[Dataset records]
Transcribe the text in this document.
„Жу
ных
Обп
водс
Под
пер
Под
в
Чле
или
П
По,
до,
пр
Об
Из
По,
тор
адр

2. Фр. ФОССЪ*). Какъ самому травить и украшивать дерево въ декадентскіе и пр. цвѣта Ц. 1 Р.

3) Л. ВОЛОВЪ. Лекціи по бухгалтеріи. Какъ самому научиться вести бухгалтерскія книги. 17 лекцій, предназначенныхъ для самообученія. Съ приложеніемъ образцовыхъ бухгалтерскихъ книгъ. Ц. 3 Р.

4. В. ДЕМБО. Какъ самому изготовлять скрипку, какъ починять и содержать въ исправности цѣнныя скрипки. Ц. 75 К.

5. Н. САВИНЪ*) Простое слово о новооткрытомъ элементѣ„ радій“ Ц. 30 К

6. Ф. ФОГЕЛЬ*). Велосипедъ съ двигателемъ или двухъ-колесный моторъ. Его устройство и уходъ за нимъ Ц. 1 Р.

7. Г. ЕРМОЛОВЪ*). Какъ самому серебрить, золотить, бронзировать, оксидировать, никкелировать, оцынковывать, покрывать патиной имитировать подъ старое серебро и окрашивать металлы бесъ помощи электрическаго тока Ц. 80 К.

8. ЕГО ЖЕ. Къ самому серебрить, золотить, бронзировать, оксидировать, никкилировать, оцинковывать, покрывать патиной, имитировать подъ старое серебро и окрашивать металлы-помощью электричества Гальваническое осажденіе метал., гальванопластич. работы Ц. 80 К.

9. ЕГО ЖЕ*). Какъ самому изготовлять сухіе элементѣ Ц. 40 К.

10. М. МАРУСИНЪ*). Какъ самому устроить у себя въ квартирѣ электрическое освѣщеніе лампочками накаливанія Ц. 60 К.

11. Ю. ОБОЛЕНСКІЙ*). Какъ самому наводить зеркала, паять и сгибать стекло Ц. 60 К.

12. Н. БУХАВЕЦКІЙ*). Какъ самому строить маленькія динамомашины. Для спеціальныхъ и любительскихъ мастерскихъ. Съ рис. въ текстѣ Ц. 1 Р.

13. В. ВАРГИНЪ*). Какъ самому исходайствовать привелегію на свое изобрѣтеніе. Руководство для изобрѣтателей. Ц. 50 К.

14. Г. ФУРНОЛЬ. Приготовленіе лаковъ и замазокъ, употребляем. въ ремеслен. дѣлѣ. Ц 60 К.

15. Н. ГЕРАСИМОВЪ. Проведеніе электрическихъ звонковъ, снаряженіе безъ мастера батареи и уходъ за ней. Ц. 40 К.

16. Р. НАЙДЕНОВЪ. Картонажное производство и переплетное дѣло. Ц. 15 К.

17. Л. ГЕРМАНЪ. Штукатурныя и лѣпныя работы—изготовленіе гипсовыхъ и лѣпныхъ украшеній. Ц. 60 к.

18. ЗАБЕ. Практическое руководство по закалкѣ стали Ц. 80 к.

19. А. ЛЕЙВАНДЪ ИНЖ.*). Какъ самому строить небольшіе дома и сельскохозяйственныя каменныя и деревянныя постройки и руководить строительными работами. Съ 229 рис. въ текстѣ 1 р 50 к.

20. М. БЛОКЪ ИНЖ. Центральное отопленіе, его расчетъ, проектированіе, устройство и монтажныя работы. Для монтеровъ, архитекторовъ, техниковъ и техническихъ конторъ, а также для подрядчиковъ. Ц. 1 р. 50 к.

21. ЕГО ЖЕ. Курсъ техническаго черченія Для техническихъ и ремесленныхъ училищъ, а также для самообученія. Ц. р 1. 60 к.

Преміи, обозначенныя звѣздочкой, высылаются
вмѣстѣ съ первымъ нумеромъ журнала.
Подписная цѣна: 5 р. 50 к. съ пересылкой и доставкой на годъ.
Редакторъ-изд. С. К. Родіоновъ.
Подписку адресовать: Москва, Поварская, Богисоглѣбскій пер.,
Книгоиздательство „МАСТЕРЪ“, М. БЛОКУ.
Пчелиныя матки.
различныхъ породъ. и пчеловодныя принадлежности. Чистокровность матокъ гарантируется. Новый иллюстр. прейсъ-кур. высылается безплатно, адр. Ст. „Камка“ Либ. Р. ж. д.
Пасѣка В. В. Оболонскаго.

### [WORK INSTRUCTIONS]
All entries must be repeated verbatim.

### [RESPONSE FOR THIS EXERCISE]
Transcribe the text in this document.
„Жу
ных
Обп
водс
Под
пер
Под
в
Чле
или
П
По,
до,
пр
Об
Из
По,
тор
адр

2. Фр. ФОССЪ*). Какъ самому травить и украшивать дерево въ декадентскіе и пр. цвѣта Ц. 1 Р.

3) Л. ВОЛОВЪ. Лекціи по бухгалтеріи. Какъ самому научиться вести бухгалтерскія книги. 17 лекцій, предназначенныхъ для самообученія. Съ приложеніемъ образцовыхъ бухгалтерскихъ книгъ. Ц. 3 Р.

4. В. ДЕМБО. Какъ самому изготовлять скрипку, какъ починять и содержать въ исправности цѣнныя скрипки. Ц. 75 К.

5. Н. САВИНЪ*) Простое слово о новооткрытомъ элементѣ„ радій“ Ц. 30 К

6. Ф. ФОГЕЛЬ*). Велосипедъ съ двигателемъ или двухъ-колесный моторъ. Его устройство и уходъ за нимъ Ц. 1 Р.

7. Г. ЕРМОЛОВЪ*). Какъ самому серебрить, золотить, бронзировать, оксидировать, никкелировать, оцынковывать, покрывать патиной имитировать подъ старое серебро и окрашивать металлы бесъ помощи электрическаго тока Ц. 80 К.

8. ЕГО ЖЕ. Къ самому серебрить, золотить, бронзировать, оксидировать, никкилировать, оцинковывать, покрывать патиной, имитировать подъ старое серебро и окрашивать металлы-помощью электричества Гальваническое осажденіе метал., гальванопластич. работы Ц. 80 К.

9. ЕГО ЖЕ*). Какъ самому изготовлять сухіе элементѣ Ц. 40 К.

10. М. МАРУСИНЪ*). Какъ самому устроить у себя въ квартирѣ электрическое освѣщеніе лампочками накаливанія Ц. 60 К.

11. Ю. ОБОЛЕНСКІЙ*). Какъ самому наводить зеркала, паять и сгибать стекло Ц. 60 К.

12. Н. БУХАВЕЦКІЙ*). Какъ самому строить маленькія динамомашины. Для спеціальныхъ и любительскихъ мастерскихъ. Съ рис. въ текстѣ Ц. 1 Р.

13. В. ВАРГИНЪ*). Какъ самому исходайствовать привелегію на свое изобрѣтеніе. Руководство для изобрѣтателей. Ц. 50 К.

14. Г. ФУРНОЛЬ. Приготовленіе лаковъ и замазокъ, употребляем. въ ремеслен. дѣлѣ. Ц 60 К.

15. Н. ГЕРАСИМОВЪ. Проведеніе электрическихъ звонковъ, снаряженіе безъ мастера батареи и уходъ за ней. Ц. 40 К.

16. Р. НАЙДЕНОВЪ. Картонажное производство и переплетное дѣло. Ц. 15 К.

17. Л. ГЕРМАНЪ. Штукатурныя и лѣпныя работы—изготовленіе гипсовыхъ и лѣпныхъ украшеній. Ц. 60 к.

18. ЗАБЕ. Практическое руководство по закалкѣ стали Ц. 80 к.

19. А. ЛЕЙВАНДЪ ИНЖ.*). Какъ самому строить небольшіе дома и сельскохозяйственныя каменныя и деревянныя постройки и руководить строительными работами. Съ 229 рис. въ текстѣ 1 р 50 к.

20. М. БЛОКЪ ИНЖ. Центральное отопленіе, его расчетъ, проектированіе, устройство и монтажныя работы. Для монтеровъ, архитекторовъ, техниковъ и техническихъ конторъ, а также для подрядчиковъ. Ц. 1 р. 50 к.

21. ЕГО ЖЕ. Курсъ техническаго черченія Для техническихъ и ремесленныхъ училищъ, а также для самообученія. Ц. р 1. 60 к.

Преміи, обозначенныя звѣздочкой, высылаются
вмѣстѣ съ первымъ нумеромъ журнала.
Подписная цѣна: 5 р. 50 к. съ пересылкой и доставкой на годъ.
Редакторъ-изд. С. К. Родіоновъ.
Подписку адресовать: Москва, Поварская, Богисоглѣбскій пер.,
Книгоиздательство „МАСТЕРЪ“, М. БЛОКУ.
Пчелиныя матки.
различныхъ породъ. и пчеловодныя принадлежности. Чистокровность матокъ гарантируется. Новый иллюстр. прейсъ-кур. высылается безплатно, адр. Ст. „Камка“ Либ. Р. ж. д.
Пасѣка В. В. Оболонскаго.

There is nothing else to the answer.